Problem requirements: Below are some records; reproduce every one of them exactly.

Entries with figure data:
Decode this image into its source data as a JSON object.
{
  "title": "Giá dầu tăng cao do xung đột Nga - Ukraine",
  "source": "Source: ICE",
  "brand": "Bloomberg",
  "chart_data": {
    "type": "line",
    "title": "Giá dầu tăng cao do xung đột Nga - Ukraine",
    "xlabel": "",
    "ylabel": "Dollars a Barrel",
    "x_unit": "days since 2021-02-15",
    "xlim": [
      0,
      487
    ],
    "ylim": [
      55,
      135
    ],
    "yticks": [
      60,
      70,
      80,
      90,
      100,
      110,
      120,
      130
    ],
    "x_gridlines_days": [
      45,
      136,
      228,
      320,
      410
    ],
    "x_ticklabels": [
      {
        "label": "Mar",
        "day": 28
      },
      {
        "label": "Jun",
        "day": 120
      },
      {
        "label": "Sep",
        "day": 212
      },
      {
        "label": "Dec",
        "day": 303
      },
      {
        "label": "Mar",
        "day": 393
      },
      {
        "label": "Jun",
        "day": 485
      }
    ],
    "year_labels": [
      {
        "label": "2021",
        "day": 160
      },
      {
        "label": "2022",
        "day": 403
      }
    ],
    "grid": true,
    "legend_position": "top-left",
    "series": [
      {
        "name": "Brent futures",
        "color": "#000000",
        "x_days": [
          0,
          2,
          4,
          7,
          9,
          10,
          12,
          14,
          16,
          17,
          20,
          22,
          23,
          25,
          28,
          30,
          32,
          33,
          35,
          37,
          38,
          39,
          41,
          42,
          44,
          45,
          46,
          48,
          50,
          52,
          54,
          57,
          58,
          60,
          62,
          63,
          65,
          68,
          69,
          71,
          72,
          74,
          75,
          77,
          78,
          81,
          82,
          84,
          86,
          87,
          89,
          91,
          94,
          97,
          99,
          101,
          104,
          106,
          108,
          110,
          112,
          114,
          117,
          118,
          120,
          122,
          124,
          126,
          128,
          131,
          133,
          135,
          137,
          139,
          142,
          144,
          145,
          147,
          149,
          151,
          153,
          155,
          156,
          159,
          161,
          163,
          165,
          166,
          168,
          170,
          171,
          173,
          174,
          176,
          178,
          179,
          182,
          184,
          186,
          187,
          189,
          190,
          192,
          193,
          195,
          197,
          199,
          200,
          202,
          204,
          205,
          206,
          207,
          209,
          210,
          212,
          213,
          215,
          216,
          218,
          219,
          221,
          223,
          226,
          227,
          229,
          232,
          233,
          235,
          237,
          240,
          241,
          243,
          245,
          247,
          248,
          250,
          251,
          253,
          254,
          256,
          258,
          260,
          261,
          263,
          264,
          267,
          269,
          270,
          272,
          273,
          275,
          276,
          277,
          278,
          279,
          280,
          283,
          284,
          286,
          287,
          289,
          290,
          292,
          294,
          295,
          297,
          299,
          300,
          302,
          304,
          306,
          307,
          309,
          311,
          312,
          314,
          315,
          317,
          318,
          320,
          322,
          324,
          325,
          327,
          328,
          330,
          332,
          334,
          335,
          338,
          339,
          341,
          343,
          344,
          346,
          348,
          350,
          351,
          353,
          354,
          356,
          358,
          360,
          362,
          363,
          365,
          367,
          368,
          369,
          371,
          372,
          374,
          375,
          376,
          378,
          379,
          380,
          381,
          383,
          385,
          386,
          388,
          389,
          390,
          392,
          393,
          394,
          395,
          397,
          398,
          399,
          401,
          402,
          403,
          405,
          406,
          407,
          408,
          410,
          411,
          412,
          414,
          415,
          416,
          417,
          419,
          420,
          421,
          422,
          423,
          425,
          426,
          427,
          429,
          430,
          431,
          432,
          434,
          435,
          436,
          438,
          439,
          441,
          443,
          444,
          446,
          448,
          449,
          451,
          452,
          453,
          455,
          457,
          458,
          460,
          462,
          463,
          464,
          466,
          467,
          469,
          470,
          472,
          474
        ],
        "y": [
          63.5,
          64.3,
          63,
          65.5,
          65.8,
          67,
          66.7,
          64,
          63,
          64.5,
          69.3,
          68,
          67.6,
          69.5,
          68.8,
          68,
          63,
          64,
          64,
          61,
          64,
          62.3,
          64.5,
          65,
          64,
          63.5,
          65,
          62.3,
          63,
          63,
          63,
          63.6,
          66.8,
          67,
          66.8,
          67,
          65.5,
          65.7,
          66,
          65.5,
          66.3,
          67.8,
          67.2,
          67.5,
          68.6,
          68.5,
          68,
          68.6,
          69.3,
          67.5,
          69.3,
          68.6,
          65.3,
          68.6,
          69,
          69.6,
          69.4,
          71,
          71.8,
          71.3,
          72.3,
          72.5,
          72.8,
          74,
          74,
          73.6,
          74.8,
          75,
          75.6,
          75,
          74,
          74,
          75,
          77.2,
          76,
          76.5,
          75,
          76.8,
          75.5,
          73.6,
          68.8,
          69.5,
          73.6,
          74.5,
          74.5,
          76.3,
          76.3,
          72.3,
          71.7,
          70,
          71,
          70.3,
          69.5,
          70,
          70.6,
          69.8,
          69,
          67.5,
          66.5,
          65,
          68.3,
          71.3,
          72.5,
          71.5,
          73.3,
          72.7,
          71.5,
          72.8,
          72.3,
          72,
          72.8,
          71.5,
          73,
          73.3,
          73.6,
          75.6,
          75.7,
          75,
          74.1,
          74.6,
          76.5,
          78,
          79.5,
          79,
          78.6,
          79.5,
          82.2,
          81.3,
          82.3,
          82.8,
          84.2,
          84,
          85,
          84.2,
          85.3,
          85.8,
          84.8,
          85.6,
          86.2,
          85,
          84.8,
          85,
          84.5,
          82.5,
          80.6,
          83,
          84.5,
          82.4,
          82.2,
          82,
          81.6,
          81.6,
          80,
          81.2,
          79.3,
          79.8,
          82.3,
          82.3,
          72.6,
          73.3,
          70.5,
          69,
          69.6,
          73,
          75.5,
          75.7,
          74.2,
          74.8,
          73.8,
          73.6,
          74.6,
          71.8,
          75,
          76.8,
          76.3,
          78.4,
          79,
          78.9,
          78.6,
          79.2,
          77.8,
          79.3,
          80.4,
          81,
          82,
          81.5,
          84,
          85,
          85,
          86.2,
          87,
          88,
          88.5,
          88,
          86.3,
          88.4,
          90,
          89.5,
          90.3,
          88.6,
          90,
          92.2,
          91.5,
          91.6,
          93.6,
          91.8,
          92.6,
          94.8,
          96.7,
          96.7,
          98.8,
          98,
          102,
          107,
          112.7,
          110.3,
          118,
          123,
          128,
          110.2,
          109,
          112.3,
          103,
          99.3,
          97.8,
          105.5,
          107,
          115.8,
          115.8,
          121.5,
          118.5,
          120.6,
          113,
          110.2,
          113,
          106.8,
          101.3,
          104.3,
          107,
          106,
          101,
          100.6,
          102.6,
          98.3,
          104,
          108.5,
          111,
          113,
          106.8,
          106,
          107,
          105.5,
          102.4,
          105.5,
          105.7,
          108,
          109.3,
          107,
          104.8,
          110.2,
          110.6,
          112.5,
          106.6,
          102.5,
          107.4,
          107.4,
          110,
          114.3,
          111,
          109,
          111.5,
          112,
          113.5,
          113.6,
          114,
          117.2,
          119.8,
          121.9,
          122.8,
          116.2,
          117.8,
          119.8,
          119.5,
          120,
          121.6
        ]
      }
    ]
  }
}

Exercise solution:
Decode this image into its source data as a JSON object.
{
  "title": "Giá dầu tăng cao do xung đột Nga - Ukraine",
  "source": "Source: ICE",
  "brand": "Bloomberg",
  "chart_data": {
    "type": "line",
    "title": "Giá dầu tăng cao do xung đột Nga - Ukraine",
    "xlabel": "",
    "ylabel": "Dollars a Barrel",
    "x_unit": "days since 2021-02-15",
    "xlim": [
      0,
      487
    ],
    "ylim": [
      55,
      135
    ],
    "yticks": [
      60,
      70,
      80,
      90,
      100,
      110,
      120,
      130
    ],
    "x_gridlines_days": [
      45,
      136,
      228,
      320,
      410
    ],
    "x_ticklabels": [
      {
        "label": "Mar",
        "day": 28
      },
      {
        "label": "Jun",
        "day": 120
      },
      {
        "label": "Sep",
        "day": 212
      },
      {
        "label": "Dec",
        "day": 303
      },
      {
        "label": "Mar",
        "day": 393
      },
      {
        "label": "Jun",
        "day": 485
      }
    ],
    "year_labels": [
      {
        "label": "2021",
        "day": 160
      },
      {
        "label": "2022",
        "day": 403
      }
    ],
    "grid": true,
    "legend_position": "top-left",
    "series": [
      {
        "name": "Brent futures",
        "color": "#000000",
        "x_days": [
          0,
          2,
          4,
          7,
          9,
          10,
          12,
          14,
          16,
          17,
          20,
          22,
          23,
          25,
          28,
          30,
          32,
          33,
          35,
          37,
          38,
          39,
          41,
          42,
          44,
          45,
          46,
          48,
          50,
          52,
          54,
          57,
          58,
          60,
          62,
          63,
          65,
          68,
          69,
          71,
          72,
          74,
          75,
          77,
          78,
          81,
          82,
          84,
          86,
          87,
          89,
          91,
          94,
          97,
          99,
          101,
          104,
          106,
          108,
          110,
          112,
          114,
          117,
          118,
          120,
          122,
          124,
          126,
          128,
          131,
          133,
          135,
          137,
          139,
          142,
          144,
          145,
          147,
          149,
          151,
          153,
          155,
          156,
          159,
          161,
          163,
          165,
          166,
          168,
          170,
          171,
          173,
          174,
          176,
          178,
          179,
          182,
          184,
          186,
          187,
          189,
          190,
          192,
          193,
          195,
          197,
          199,
          200,
          202,
          204,
          205,
          206,
          207,
          209,
          210,
          212,
          213,
          215,
          216,
          218,
          219,
          221,
          223,
          226,
          227,
          229,
          232,
          233,
          235,
          237,
          240,
          241,
          243,
          245,
          247,
          248,
          250,
          251,
          253,
          254,
          256,
          258,
          260,
          261,
          263,
          264,
          267,
          269,
          270,
          272,
          273,
          275,
          276,
          277,
          278,
          279,
          280,
          283,
          284,
          286,
          287,
          289,
          290,
          292,
          294,
          295,
          297,
          299,
          300,
          302,
          304,
          306,
          307,
          309,
          311,
          312,
          314,
          315,
          317,
          318,
          320,
          322,
          324,
          325,
          327,
          328,
          330,
          332,
          334,
          335,
          338,
          339,
          341,
          343,
          344,
          346,
          348,
          350,
          351,
          353,
          354,
          356,
          358,
          360,
          362,
          363,
          365,
          367,
          368,
          369,
          371,
          372,
          374,
          375,
          376,
          378,
          379,
          380,
          381,
          383,
          385,
          386,
          388,
          389,
          390,
          392,
          393,
          394,
          395,
          397,
          398,
          399,
          401,
          402,
          403,
          405,
          406,
          407,
          408,
          410,
          411,
          412,
          414,
          415,
          416,
          417,
          419,
          420,
          421,
          422,
          423,
          425,
          426,
          427,
          429,
          430,
          431,
          432,
          434,
          435,
          436,
          438,
          439,
          441,
          443,
          444,
          446,
          448,
          449,
          451,
          452,
          453,
          455,
          457,
          458,
          460,
          462,
          463,
          464,
          466,
          467,
          469,
          470,
          472,
          474
        ],
        "y": [
          63.5,
          64.3,
          63,
          65.5,
          65.8,
          67,
          66.7,
          64,
          63,
          64.5,
          69.3,
          68,
          67.6,
          69.5,
          68.8,
          68,
          63,
          64,
          64,
          61,
          64,
          62.3,
          64.5,
          65,
          64,
          63.5,
          65,
          62.3,
          63,
          63,
          63,
          63.6,
          66.8,
          67,
          66.8,
          67,
          65.5,
          65.7,
          66,
          65.5,
          66.3,
          67.8,
          67.2,
          67.5,
          68.6,
          68.5,
          68,
          68.6,
          69.3,
          67.5,
          69.3,
          68.6,
          65.3,
          68.6,
          69,
          69.6,
          69.4,
          71,
          71.8,
          71.3,
          72.3,
          72.5,
          72.8,
          74,
          74,
          73.6,
          74.8,
          75,
          75.6,
          75,
          74,
          74,
          75,
          77.2,
          76,
          76.5,
          75,
          76.8,
          75.5,
          73.6,
          68.8,
          69.5,
          73.6,
          74.5,
          74.5,
          76.3,
          76.3,
          72.3,
          71.7,
          70,
          71,
          70.3,
          69.5,
          70,
          70.6,
          69.8,
          69,
          67.5,
          66.5,
          65,
          68.3,
          71.3,
          72.5,
          71.5,
          73.3,
          72.7,
          71.5,
          72.8,
          72.3,
          72,
          72.8,
          71.5,
          73,
          73.3,
          73.6,
          75.6,
          75.7,
          75,
          74.1,
          74.6,
          76.5,
          78,
          79.5,
          79,
          78.6,
          79.5,
          82.2,
          81.3,
          82.3,
          82.8,
          84.2,
          84,
          85,
          84.2,
          85.3,
          85.8,
          84.8,
          85.6,
          86.2,
          85,
          84.8,
          85,
          84.5,
          82.5,
          80.6,
          83,
          84.5,
          82.4,
          82.2,
          82,
          81.6,
          81.6,
          80,
          81.2,
          79.3,
          79.8,
          82.3,
          82.3,
          72.6,
          73.3,
          70.5,
          69,
          69.6,
          73,
          75.5,
          75.7,
          74.2,
          74.8,
          73.8,
          73.6,
          74.6,
          71.8,
          75,
          76.8,
          76.3,
          78.4,
          79,
          78.9,
          78.6,
          79.2,
          77.8,
          79.3,
          80.4,
          81,
          82,
          81.5,
          84,
          85,
          85,
          86.2,
          87,
          88,
          88.5,
          88,
          86.3,
          88.4,
          90,
          89.5,
          90.3,
          88.6,
          90,
          92.2,
          91.5,
          91.6,
          93.6,
          91.8,
          92.6,
          94.8,
          96.7,
          96.7,
          98.8,
          98,
          102,
          107,
          112.7,
          110.3,
          118,
          123,
          128,
          110.2,
          109,
          112.3,
          103,
          99.3,
          97.8,
          105.5,
          107,
          115.8,
          115.8,
          121.5,
          118.5,
          120.6,
          113,
          110.2,
          113,
          106.8,
          101.3,
          104.3,
          107,
          106,
          101,
          100.6,
          102.6,
          98.3,
          104,
          108.5,
          111,
          113,
          106.8,
          106,
          107,
          105.5,
          102.4,
          105.5,
          105.7,
          108,
          109.3,
          107,
          104.8,
          110.2,
          110.6,
          112.5,
          106.6,
          102.5,
          107.4,
          107.4,
          110,
          114.3,
          111,
          109,
          111.5,
          112,
          113.5,
          113.6,
          114,
          117.2,
          119.8,
          121.9,
          122.8,
          116.2,
          117.8,
          119.8,
          119.5,
          120,
          121.6
        ]
      }
    ]
  }
}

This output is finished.